__Set exercise__: Exactly repeat the line that contains "Transcribe the text in this document.", then every line after it up to and including the final line.

__Items__:

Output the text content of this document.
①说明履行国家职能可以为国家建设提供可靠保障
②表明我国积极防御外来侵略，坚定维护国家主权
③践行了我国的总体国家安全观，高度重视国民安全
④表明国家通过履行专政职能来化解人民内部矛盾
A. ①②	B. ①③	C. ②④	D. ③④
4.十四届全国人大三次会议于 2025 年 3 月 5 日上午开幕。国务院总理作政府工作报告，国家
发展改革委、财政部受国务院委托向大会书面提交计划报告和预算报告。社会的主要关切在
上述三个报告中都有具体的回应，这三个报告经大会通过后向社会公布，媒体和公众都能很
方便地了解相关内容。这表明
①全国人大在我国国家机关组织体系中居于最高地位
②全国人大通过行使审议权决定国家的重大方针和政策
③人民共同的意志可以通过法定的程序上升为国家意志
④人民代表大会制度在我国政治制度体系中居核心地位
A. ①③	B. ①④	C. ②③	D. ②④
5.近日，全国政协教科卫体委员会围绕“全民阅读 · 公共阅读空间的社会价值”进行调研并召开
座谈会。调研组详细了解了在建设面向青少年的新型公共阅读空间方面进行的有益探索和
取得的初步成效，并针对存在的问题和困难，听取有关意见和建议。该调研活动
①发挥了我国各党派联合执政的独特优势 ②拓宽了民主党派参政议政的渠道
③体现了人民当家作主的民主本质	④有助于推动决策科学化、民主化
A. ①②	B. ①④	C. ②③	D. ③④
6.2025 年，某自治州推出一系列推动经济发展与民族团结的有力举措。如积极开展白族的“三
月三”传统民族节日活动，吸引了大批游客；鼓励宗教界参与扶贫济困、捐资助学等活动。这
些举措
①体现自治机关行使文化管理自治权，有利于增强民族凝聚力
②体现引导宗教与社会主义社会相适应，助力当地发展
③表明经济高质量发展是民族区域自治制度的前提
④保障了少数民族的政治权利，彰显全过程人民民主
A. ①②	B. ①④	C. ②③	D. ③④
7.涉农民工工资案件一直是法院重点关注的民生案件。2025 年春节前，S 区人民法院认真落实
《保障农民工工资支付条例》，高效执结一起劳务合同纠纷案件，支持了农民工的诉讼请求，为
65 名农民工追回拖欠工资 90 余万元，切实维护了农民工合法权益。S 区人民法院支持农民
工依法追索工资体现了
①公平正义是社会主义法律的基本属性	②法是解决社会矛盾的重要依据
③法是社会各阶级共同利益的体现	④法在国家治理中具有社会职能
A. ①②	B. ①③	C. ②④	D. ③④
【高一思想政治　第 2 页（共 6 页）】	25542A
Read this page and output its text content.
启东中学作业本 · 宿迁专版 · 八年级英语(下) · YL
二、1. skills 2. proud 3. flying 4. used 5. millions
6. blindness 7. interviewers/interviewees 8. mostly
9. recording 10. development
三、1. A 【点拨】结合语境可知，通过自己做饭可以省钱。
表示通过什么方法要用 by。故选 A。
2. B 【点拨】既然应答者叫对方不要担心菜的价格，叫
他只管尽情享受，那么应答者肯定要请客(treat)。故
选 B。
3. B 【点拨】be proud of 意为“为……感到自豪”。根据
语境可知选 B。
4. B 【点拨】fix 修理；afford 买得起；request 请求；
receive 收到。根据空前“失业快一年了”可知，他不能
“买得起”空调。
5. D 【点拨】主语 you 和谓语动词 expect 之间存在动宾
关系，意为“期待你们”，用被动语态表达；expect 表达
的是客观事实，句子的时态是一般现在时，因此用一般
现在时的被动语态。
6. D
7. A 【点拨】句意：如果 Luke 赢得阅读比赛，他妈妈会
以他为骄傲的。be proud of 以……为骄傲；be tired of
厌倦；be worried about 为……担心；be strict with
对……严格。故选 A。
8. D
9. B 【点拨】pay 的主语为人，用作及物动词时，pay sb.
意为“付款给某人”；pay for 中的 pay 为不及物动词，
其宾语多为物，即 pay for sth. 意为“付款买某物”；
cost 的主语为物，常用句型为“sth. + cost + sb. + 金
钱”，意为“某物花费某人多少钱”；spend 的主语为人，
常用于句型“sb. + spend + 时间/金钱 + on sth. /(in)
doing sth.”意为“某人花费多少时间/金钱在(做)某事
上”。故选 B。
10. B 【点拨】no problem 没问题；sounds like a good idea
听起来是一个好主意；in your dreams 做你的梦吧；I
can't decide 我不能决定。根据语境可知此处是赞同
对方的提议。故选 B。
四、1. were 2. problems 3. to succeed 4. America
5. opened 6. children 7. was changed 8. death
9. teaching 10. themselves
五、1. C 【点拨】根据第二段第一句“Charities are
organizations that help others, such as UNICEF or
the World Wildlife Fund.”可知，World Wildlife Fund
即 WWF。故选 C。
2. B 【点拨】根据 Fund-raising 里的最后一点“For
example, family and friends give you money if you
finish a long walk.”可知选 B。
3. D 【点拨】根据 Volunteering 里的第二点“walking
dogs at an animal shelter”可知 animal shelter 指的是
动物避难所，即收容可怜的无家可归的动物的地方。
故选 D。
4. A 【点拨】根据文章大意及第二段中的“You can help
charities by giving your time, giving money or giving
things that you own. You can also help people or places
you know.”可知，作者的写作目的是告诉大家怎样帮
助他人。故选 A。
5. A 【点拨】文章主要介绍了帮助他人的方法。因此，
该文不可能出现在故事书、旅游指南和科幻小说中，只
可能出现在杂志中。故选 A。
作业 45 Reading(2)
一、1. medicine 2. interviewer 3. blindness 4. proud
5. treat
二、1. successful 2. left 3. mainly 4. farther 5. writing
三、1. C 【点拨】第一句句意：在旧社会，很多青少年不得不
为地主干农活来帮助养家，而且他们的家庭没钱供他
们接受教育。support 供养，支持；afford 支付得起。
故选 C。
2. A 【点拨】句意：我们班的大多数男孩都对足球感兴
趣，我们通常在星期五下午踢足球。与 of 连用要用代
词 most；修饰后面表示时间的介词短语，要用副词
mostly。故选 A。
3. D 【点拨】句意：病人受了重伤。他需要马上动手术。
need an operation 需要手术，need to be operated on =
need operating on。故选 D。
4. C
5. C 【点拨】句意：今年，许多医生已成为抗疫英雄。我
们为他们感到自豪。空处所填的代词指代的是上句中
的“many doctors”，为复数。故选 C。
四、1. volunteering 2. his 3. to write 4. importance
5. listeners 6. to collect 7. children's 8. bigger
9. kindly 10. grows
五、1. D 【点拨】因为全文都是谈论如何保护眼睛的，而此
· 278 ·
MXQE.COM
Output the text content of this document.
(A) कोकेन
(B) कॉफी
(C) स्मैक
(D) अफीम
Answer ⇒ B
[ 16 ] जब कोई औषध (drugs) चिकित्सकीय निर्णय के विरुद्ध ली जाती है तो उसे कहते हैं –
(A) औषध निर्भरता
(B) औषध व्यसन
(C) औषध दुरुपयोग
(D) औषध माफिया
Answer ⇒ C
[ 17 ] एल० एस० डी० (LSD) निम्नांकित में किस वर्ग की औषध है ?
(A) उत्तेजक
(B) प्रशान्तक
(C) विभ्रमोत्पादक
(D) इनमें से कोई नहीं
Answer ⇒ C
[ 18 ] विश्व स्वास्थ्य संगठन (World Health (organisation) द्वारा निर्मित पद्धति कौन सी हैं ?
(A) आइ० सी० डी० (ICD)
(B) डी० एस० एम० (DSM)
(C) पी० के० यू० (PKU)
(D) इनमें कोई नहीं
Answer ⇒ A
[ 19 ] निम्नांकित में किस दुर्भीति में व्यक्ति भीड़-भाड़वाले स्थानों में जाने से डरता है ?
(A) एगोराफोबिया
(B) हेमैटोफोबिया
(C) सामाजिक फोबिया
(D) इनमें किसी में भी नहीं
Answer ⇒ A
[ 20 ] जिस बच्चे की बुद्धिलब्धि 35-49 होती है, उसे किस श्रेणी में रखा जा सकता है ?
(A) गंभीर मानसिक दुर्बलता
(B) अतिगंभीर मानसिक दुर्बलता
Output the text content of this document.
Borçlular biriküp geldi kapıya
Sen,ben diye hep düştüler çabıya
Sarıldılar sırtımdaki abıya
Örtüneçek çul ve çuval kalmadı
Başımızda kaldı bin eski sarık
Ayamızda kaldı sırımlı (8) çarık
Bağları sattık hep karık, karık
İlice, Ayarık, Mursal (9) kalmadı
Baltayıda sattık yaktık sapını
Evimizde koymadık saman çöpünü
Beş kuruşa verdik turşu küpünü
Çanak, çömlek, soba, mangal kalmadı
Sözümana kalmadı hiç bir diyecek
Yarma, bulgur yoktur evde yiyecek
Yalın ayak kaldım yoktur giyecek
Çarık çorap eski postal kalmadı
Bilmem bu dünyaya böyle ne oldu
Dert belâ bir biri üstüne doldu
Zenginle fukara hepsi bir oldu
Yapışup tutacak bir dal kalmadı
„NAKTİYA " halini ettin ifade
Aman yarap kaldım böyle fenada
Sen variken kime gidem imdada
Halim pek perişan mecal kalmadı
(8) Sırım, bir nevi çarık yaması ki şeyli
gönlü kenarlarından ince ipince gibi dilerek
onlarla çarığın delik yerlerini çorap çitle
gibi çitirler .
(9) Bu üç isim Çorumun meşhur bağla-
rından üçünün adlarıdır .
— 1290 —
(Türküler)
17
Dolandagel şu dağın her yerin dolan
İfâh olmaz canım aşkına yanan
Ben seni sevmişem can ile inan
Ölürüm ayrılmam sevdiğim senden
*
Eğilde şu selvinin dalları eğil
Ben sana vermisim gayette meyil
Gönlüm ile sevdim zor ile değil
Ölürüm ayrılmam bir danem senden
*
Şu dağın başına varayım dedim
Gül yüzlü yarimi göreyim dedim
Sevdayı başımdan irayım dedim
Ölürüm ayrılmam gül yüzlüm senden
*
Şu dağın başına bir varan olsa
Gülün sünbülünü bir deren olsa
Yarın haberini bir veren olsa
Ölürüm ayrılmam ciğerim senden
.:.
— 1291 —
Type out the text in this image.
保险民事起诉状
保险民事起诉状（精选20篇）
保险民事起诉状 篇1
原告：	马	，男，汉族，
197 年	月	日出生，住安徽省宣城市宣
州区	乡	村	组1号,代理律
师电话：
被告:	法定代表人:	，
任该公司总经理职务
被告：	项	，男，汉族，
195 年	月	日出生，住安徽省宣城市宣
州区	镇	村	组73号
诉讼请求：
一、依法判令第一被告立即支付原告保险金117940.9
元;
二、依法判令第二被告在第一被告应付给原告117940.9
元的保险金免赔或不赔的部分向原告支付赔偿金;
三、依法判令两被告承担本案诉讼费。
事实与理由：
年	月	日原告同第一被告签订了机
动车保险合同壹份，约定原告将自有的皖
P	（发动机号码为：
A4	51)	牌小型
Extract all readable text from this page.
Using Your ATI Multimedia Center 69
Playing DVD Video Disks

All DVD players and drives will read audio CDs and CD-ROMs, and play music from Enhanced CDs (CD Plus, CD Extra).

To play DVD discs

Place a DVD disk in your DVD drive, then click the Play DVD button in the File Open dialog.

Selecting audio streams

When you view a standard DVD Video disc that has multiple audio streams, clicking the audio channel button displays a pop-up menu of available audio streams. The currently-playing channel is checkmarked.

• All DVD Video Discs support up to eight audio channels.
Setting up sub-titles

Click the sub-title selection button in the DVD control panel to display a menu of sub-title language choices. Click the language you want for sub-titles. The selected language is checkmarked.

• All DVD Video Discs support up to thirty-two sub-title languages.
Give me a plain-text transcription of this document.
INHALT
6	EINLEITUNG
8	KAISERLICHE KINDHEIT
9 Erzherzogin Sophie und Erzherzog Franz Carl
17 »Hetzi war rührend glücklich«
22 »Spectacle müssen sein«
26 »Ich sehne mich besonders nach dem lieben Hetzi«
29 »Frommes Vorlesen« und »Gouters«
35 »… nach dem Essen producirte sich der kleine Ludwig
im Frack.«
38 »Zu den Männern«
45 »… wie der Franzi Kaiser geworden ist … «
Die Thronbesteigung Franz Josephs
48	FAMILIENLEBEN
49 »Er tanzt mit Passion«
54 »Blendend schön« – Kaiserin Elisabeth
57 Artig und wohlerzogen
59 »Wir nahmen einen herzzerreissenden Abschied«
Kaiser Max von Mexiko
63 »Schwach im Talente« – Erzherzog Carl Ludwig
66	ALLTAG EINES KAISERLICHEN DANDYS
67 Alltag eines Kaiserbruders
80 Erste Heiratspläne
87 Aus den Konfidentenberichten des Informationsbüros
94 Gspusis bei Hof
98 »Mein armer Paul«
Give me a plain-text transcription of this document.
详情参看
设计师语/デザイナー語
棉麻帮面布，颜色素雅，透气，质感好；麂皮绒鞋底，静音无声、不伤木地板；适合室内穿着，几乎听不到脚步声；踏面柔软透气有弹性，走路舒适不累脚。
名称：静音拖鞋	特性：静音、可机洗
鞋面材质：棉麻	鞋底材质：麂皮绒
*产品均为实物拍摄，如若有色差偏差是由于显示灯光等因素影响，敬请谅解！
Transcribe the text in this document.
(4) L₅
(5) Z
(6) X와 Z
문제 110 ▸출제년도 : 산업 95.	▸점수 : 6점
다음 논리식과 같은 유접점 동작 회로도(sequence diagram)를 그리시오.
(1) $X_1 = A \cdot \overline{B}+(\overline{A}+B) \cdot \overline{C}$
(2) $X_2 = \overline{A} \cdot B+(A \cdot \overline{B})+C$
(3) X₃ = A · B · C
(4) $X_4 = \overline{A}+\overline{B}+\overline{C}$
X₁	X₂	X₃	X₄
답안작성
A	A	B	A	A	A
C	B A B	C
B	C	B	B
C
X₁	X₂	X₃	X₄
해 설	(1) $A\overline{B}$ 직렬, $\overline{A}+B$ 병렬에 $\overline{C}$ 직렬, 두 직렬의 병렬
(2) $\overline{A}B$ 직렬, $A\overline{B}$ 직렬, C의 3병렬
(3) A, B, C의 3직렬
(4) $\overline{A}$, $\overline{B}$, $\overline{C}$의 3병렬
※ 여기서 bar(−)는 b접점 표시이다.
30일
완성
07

__Exercise output__:
Transcribe the text in this document.
(4) L₅
(5) Z
(6) X와 Z
문제 110 ▸출제년도 : 산업 95.	▸점수 : 6점
다음 논리식과 같은 유접점 동작 회로도(sequence diagram)를 그리시오.
(1) $X_1 = A \cdot \overline{B}+(\overline{A}+B) \cdot \overline{C}$
(2) $X_2 = \overline{A} \cdot B+(A \cdot \overline{B})+C$
(3) X₃ = A · B · C
(4) $X_4 = \overline{A}+\overline{B}+\overline{C}$
X₁	X₂	X₃	X₄
답안작성
A	A	B	A	A	A
C	B A B	C
B	C	B	B
C
X₁	X₂	X₃	X₄
해 설	(1) $A\overline{B}$ 직렬, $\overline{A}+B$ 병렬에 $\overline{C}$ 직렬, 두 직렬의 병렬
(2) $\overline{A}B$ 직렬, $A\overline{B}$ 직렬, C의 3병렬
(3) A, B, C의 3직렬
(4) $\overline{A}$, $\overline{B}$, $\overline{C}$의 3병렬
※ 여기서 bar(−)는 b접점 표시이다.
30일
완성
07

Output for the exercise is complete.